Copy every line of the data that contains the string "USAGE".

##### TASK INPUT #####

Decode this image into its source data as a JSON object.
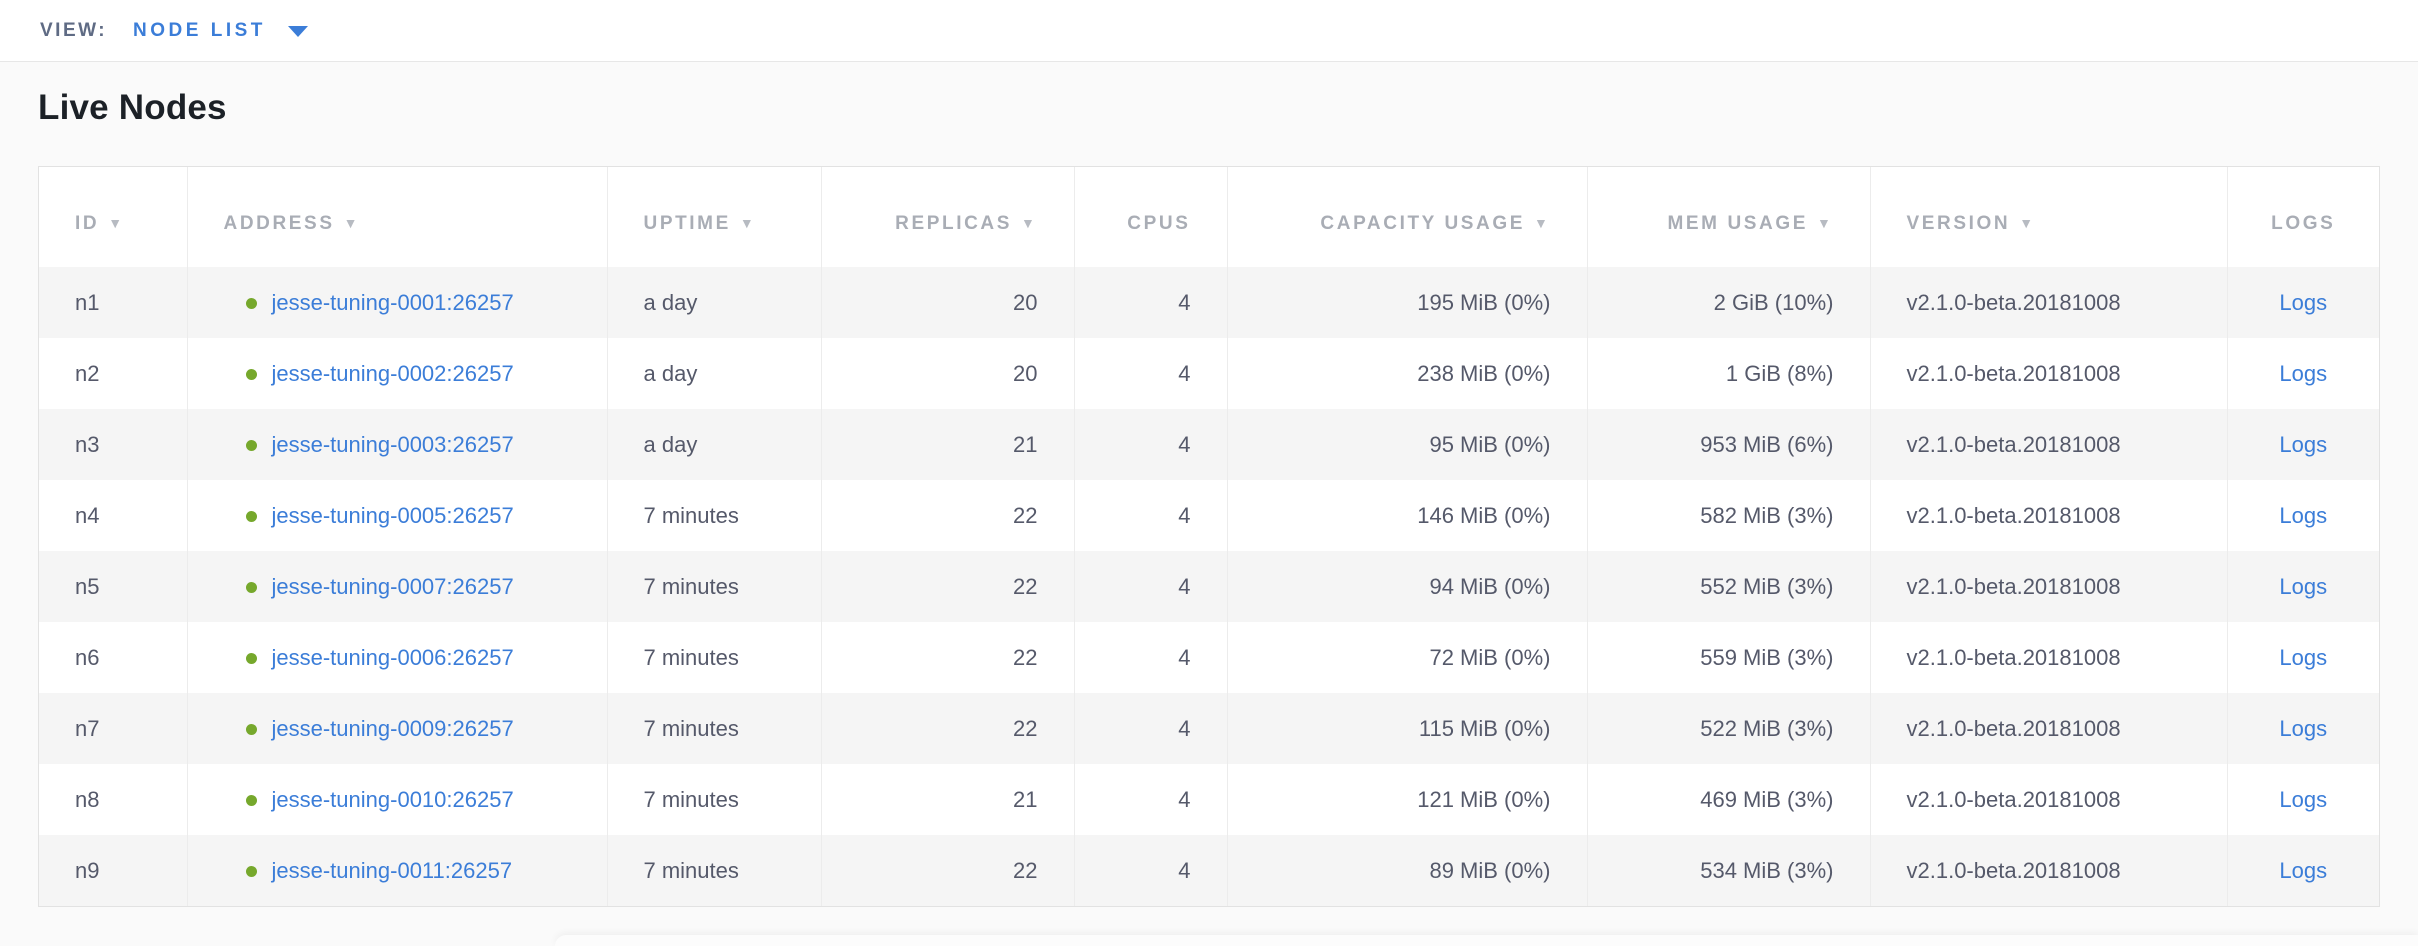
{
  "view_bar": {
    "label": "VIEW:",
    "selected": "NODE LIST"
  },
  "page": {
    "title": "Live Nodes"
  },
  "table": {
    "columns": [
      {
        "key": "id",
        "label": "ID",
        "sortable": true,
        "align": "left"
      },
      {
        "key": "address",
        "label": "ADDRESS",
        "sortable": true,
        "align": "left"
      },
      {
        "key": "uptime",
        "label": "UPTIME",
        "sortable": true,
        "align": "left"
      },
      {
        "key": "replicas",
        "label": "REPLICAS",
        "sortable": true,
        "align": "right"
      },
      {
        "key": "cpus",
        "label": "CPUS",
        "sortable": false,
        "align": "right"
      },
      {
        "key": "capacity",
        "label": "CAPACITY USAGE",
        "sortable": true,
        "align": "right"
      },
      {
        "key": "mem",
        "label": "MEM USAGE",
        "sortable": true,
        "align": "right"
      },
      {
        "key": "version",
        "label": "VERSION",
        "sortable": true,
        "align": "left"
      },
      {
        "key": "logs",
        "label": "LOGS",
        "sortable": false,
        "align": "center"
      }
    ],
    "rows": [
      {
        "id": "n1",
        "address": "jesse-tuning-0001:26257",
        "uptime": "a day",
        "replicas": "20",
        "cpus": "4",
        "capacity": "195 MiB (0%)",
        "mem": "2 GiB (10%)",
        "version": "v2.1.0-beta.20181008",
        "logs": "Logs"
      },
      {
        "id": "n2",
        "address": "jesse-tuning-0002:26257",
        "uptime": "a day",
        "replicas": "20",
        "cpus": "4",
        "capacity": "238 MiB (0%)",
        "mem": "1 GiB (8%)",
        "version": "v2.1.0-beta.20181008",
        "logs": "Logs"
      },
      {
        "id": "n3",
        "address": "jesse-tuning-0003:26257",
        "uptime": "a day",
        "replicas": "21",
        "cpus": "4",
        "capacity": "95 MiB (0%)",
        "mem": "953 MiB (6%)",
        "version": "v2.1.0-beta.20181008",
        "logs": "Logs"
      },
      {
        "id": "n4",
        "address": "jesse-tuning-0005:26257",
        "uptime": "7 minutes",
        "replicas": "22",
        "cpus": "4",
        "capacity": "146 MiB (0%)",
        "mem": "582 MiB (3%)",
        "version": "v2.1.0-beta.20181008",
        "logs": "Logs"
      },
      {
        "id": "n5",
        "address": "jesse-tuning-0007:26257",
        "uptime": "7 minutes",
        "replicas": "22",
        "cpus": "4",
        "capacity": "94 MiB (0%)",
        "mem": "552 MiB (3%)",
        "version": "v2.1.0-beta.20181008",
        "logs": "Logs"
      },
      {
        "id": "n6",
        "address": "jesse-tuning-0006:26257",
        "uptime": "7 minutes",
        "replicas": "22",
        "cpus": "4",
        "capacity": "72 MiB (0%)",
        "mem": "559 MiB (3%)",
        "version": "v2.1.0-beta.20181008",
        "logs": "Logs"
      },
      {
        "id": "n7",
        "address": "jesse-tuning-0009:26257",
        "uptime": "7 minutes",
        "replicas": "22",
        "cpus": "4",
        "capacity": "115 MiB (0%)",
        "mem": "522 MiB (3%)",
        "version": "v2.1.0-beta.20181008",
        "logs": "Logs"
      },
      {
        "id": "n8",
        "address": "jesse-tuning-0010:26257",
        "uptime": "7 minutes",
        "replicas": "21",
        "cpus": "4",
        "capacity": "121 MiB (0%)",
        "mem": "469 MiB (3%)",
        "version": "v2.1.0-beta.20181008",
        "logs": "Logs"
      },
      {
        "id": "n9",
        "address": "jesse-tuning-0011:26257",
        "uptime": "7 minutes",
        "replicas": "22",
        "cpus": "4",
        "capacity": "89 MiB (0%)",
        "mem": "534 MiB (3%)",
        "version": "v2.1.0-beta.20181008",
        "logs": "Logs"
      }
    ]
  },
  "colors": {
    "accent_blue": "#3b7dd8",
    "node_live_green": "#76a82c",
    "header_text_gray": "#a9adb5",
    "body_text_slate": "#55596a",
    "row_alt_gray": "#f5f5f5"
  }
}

#####

• **THE ANSWER**
        "label": "CAPACITY USAGE",
        "label": "MEM USAGE",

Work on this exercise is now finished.